Task requirements:
**1.** In the article on bream fishing along the Northeast Cape Fear River, what kind of boat were Chris Parker and Rhonda Leary fishing from?
**2.** Pick up the article on bream fishing along the Northeast Cape Fear River right after its final paragraph and write the next few paragraphs.

Excerpted passage:
+===+
Bream busters flock to North Carolina’s Northest Cape Fear River

Fishermen working the Northeast Cape Fear River will do plenty of damage on panfish this month.

Webster’s dictionary defines “idyllic” as “charmingly simple or picturesque.” If any place in the world meets that definition, it is the Northeast Cape Fear River. With banks shaded by cypress, gum, oak, hickory and pine trees wearing wigs of Spanish moss that waft in the gentlest breeze, it is one of the one of the most-beautiful blackwater rivers in North Carolina. Some stretches run miles with few boat docks or other signs of human habitation, adding to its draw as a bream-fishing destination.

On a warm, summer morning, Chris Parker and Rhonda Leary of Jacksonville were floating along in a 14-foot john boat, fishing for bream in Holly Shelter Creek near the N.C. Wildlife Resources Commission boat landing of the same name.

“We come here at least every other weekend as long as the weather is nice,” said Parker, who threaded a wriggling worm on a hook, where it dangled beneath a blaze-orange bobber. He cast beside the decaying fingertips of a tree that had toppled from the bank and drowned in the coffee-colored water and  watched it intently, waiting for a strike.

Rhonda Leary caught this big bluegill at one of the Northeast Cape Fear River feeder creeks, using a cricket as bait.

Meanwhile, Leary chased a cricket around a wire-mesh cage before corralling it in her palm.

“Chris is using worms, and I am using crickets,” Leary said. “It gives the fish two baits to choose from.”

The crickets chirped while the electric trolling motor hummed. Other than the call of a prothonotary warbler, the only other sound was the plunk of a bobber splashing down.

Parker reached inside the live well and pulled out a pumpkinseed sunfish to show off.

“A pumpkinseed is one of the prettiest fish you can catch,” he said. “We have a bunch of bluegills and a couple of goggle-eyes. We already have 15 fish and haven’t been here long.”

Leary’s bobber wiggled, then it took off for the depths. She set the hook and reeled in a bluegill, estimating its weight at three-quarters of a pound pound.

“We catch a lot of big bluegills. They put up a good fight and are good to eat,” said Leary, who, like Parker, was using an ultralight spinning outfit loaded with 6-pound monofilament that is light enough to allow a fish of any size to put up a good fight.

Parker said the most-important ingredient for a good bluegill trip was arriving early.

“As soon as the sun shines over the treetops, fish stop biting,” he said. “The hotter the weather, the quicker they stop, so you need to get to the ramp at sunrise. The best fishing is on the shady side or in the shadows of a tree. Cast to anything that sticking out of the water, and you might catch a fish.”
+===+
Provided material:
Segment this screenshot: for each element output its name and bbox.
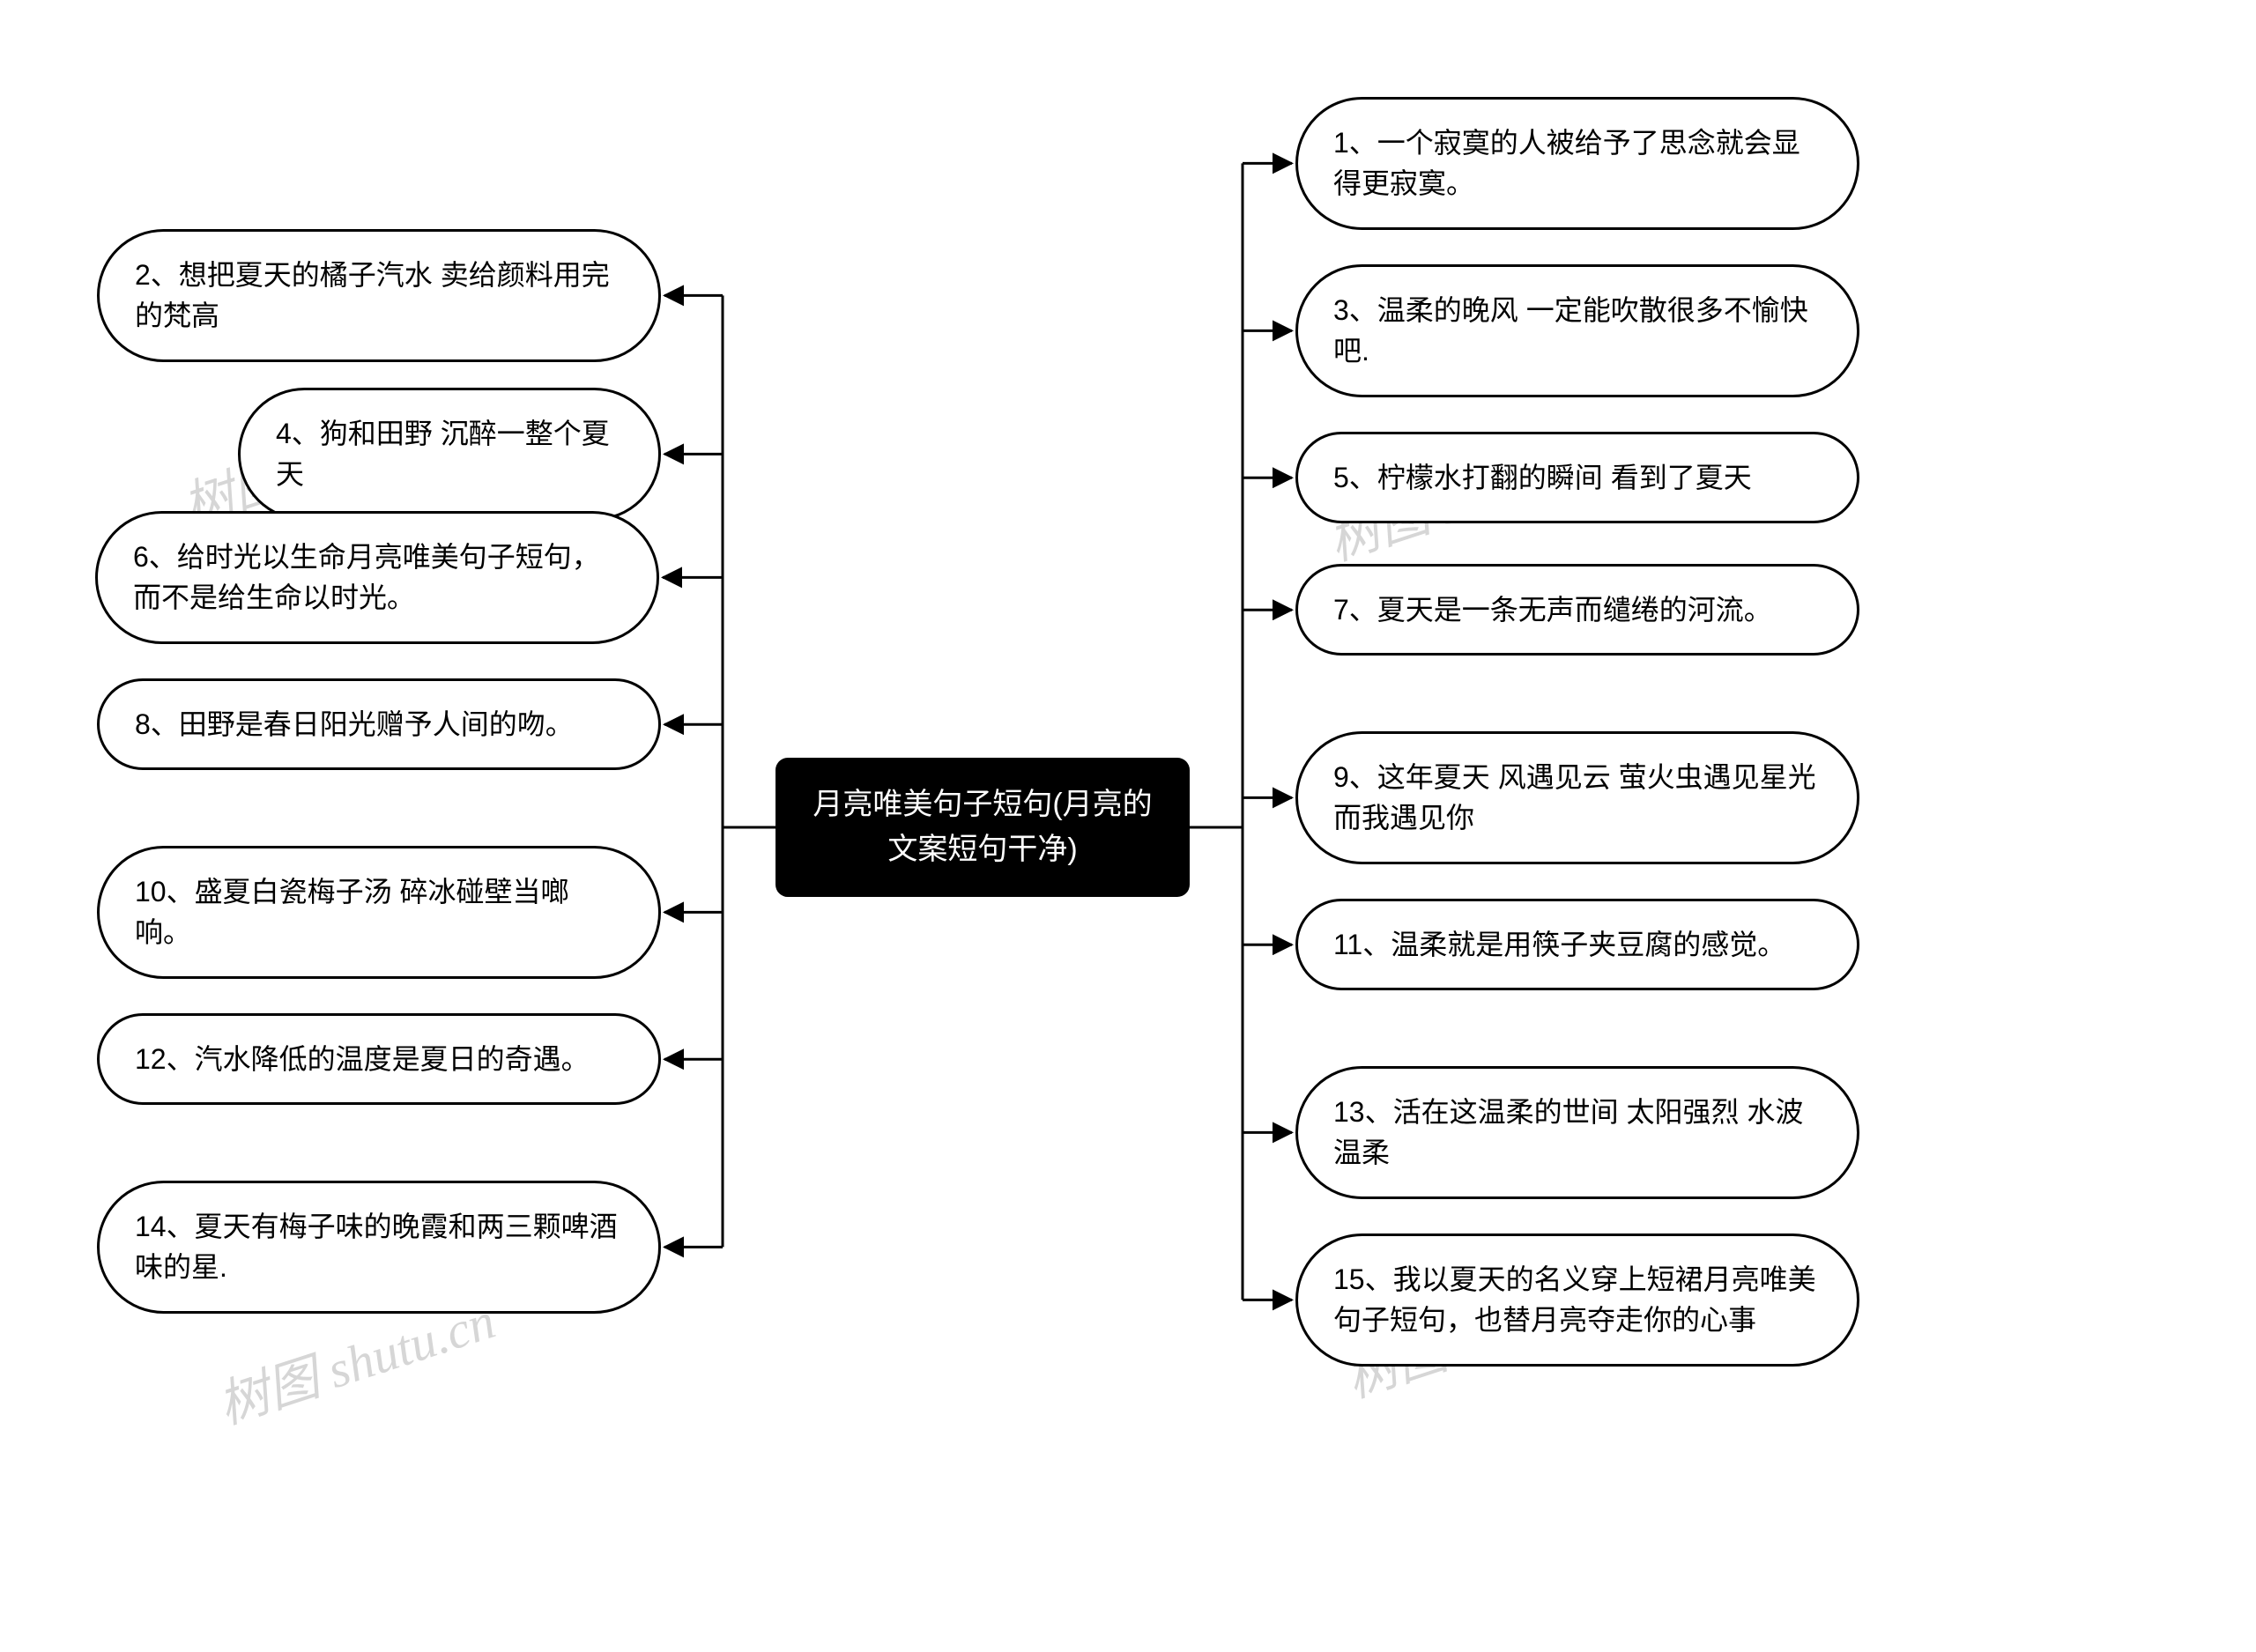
+===+
Task-by-task answers:
**1.** A 14-foot john boat.

**2.**
A cage full of crickets is the ticket to bluegill action on the Northeast Cape Fear River. Slices of potato in the cage will keep crickets alive for a long time.

Located on Shaw Road in Pender County, the Holly Shelter Creek boating access is one of six that provide access to the Northeast Cape Fear. It is not far from the river itself, which winds through the swamps of Duplin and Pender counties before joining the Cape Fear River in Wilmington. Sawpit Landing, accessible from NC 53, is at the confluence of Holly Shelter Creek and the Northeast Cape Fear and allows direct access to the river. These two ramps are the midpoint of the best fishing.

Head upstream from NC 53 and an angler is more apt to run into sandbars that will block a vessel’s path during periods of low water. Conversely, heading downstream assures water of fishable depth under nearly any conditions. The river is tidal to NC 53 or a bit farther upstream. Anglers can use the tide to their advantage by heading up the feeder creeks as the tide rises. Following the tide downstream to the river guarantees adequate water depth. Fish also bite best during falling tide when baitfish and other prey flush from the swamps.

Upstream of Sawpit Landing, anglers can launch at Wayne’s, Chinquapin and Kenansville boating access areas. Anglers in smaller john boats, wooden boats, kayaks and canoes find good fishing in this shallower stretch.

The Holly Shelter ramp provides access where the river is wider and deeper and bass boats start to supplant john boats.  Anglers should check out the feeder creeks in this reach, including Burgaw, Lillington and Harrison’s.

The author admires a warmouth, aka goggle-eye, caught from the Northeast Cape Fear River.

Farther downstream, Island, Turkey, Long and Prince George creeks have lots of bluegills and other sunfish. These creeks are easily accessible from Castle Hayne ramp along NC 133 on the New Hanover side of the river. This area receives heavy boat traffic, with all types of pleasure craft churning the river. The best tactic is to fish the main river early then duck into one of the creeks as the traffic and air temperature heat up.


HOW TO GET THERE — The Northeast Cape Fear River winds through Duplin and Pender counties before joining the larger Cape Fear River near Wilmington. I-40 provides the best access from most places in North Carolina. Popular boat ramps are Castle Hayne on Orange Street in Castle Hayne, Holly Shelter on Shaw Road near Burgaw, Sawpit off Whitestocking Road near Burgaw, Shelter Creek off Shaw Road in Burgaw, Wayne’s Landing on Cypress Hole Road near Wallace, Chinquapin on Quiet Water Drive in Chinquapin and Kenansville on Wildlife Landing Road near Kenansville.

WHEN TO GO — The best fishing for panfish in the Cape Fear River is in April, May and June.

BEST TECHNIQUES — Fish worms and crickets on float rigs. Beetle-grub spinners, popping bucks and sponge spiders are the most-popular artificials.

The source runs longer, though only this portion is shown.